*** PROVIDED DATA ***

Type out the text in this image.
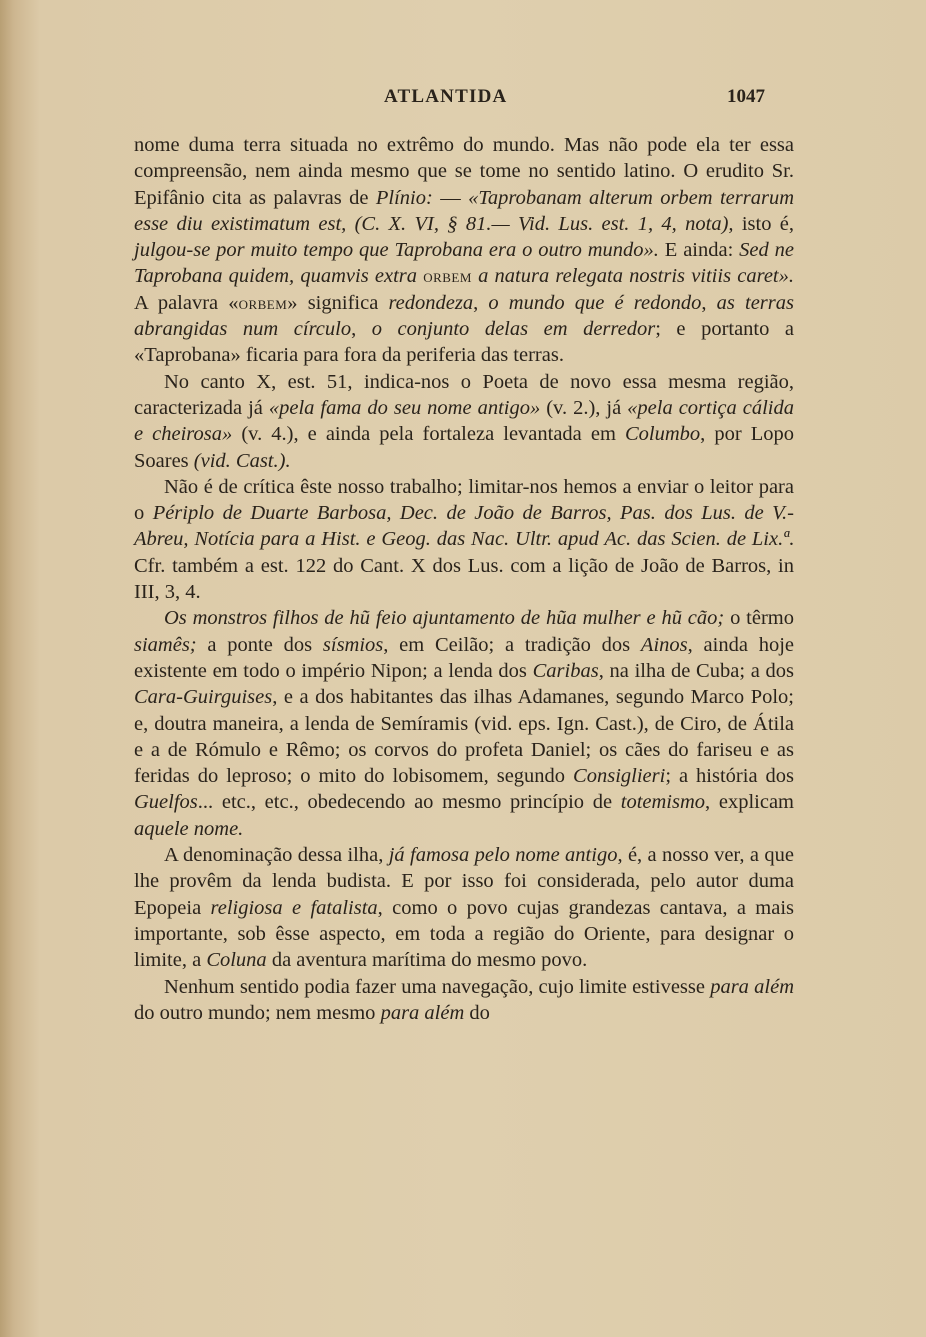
ATLANTIDA	1047

nome duma terra situada no extrêmo do mundo. Mas não pode ela ter essa compreensão, nem ainda mesmo que se tome no sentido latino. O erudito Sr. Epifânio cita as palavras de Plínio: — «Taprobanam alterum orbem terrarum esse diu existimatum est, (C. X. VI, § 81.— Vid. Lus. est. 1, 4, nota), isto é, julgou-se por muito tempo que Taprobana era o outro mundo». E ainda: Sed ne Taprobana quidem, quamvis extra orbem a natura relegata nostris vitiis caret». A palavra «orbem» significa redondeza, o mundo que é redondo, as terras abrangidas num círculo, o conjunto delas em derredor; e portanto a «Taprobana» ficaria para fora da periferia das terras.

No canto X, est. 51, indica-nos o Poeta de novo essa mesma região, caracterizada já «pela fama do seu nome antigo» (v. 2.), já «pela cortiça cálida e cheirosa» (v. 4.), e ainda pela fortaleza levantada em Columbo, por Lopo Soares (vid. Cast.).

Não é de crítica êste nosso trabalho; limitar-nos hemos a enviar o leitor para o Périplo de Duarte Barbosa, Dec. de João de Barros, Pas. dos Lus. de V.-Abreu, Notícia para a Hist. e Geog. das Nac. Ultr. apud Ac. das Scien. de Lix.ª. Cfr. também a est. 122 do Cant. X dos Lus. com a lição de João de Barros, in III, 3, 4.

Os monstros filhos de hũ feio ajuntamento de hũa mulher e hũ cão; o têrmo siamês; a ponte dos sísmios, em Ceilão; a tradição dos Ainos, ainda hoje existente em todo o império Nipon; a lenda dos Caribas, na ilha de Cuba; a dos Cara-Guirguises, e a dos habitantes das ilhas Adamanes, segundo Marco Polo; e, doutra maneira, a lenda de Semíramis (vid. eps. Ign. Cast.), de Ciro, de Átila e a de Rómulo e Rêmo; os corvos do profeta Daniel; os cães do fariseu e as feridas do leproso; o mito do lobisomem, segundo Consiglieri; a história dos Guelfos... etc., etc., obedecendo ao mesmo princípio de totemismo, explicam aquele nome.

A denominação dessa ilha, já famosa pelo nome antigo, é, a nosso ver, a que lhe provêm da lenda budista. E por isso foi considerada, pelo autor duma Epopeia religiosa e fatalista, como o povo cujas grandezas cantava, a mais importante, sob êsse aspecto, em toda a região do Oriente, para designar o limite, a Coluna da aventura marítima do mesmo povo.

Nenhum sentido podia fazer uma navegação, cujo limite estivesse para além do outro mundo; nem mesmo para além do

***

GIVEN TASK
The data should be printed again unchanged; leave its pictures out.

FINAL ANSWER
Type out the text in this image.
ATLANTIDA	1047

nome duma terra situada no extrêmo do mundo. Mas não pode ela ter essa compreensão, nem ainda mesmo que se tome no sentido latino. O erudito Sr. Epifânio cita as palavras de Plínio: — «Taprobanam alterum orbem terrarum esse diu existimatum est, (C. X. VI, § 81.— Vid. Lus. est. 1, 4, nota), isto é, julgou-se por muito tempo que Taprobana era o outro mundo». E ainda: Sed ne Taprobana quidem, quamvis extra orbem a natura relegata nostris vitiis caret». A palavra «orbem» significa redondeza, o mundo que é redondo, as terras abrangidas num círculo, o conjunto delas em derredor; e portanto a «Taprobana» ficaria para fora da periferia das terras.

No canto X, est. 51, indica-nos o Poeta de novo essa mesma região, caracterizada já «pela fama do seu nome antigo» (v. 2.), já «pela cortiça cálida e cheirosa» (v. 4.), e ainda pela fortaleza levantada em Columbo, por Lopo Soares (vid. Cast.).

Não é de crítica êste nosso trabalho; limitar-nos hemos a enviar o leitor para o Périplo de Duarte Barbosa, Dec. de João de Barros, Pas. dos Lus. de V.-Abreu, Notícia para a Hist. e Geog. das Nac. Ultr. apud Ac. das Scien. de Lix.ª. Cfr. também a est. 122 do Cant. X dos Lus. com a lição de João de Barros, in III, 3, 4.

Os monstros filhos de hũ feio ajuntamento de hũa mulher e hũ cão; o têrmo siamês; a ponte dos sísmios, em Ceilão; a tradição dos Ainos, ainda hoje existente em todo o império Nipon; a lenda dos Caribas, na ilha de Cuba; a dos Cara-Guirguises, e a dos habitantes das ilhas Adamanes, segundo Marco Polo; e, doutra maneira, a lenda de Semíramis (vid. eps. Ign. Cast.), de Ciro, de Átila e a de Rómulo e Rêmo; os corvos do profeta Daniel; os cães do fariseu e as feridas do leproso; o mito do lobisomem, segundo Consiglieri; a história dos Guelfos... etc., etc., obedecendo ao mesmo princípio de totemismo, explicam aquele nome.

A denominação dessa ilha, já famosa pelo nome antigo, é, a nosso ver, a que lhe provêm da lenda budista. E por isso foi considerada, pelo autor duma Epopeia religiosa e fatalista, como o povo cujas grandezas cantava, a mais importante, sob êsse aspecto, em toda a região do Oriente, para designar o limite, a Coluna da aventura marítima do mesmo povo.

Nenhum sentido podia fazer uma navegação, cujo limite estivesse para além do outro mundo; nem mesmo para além do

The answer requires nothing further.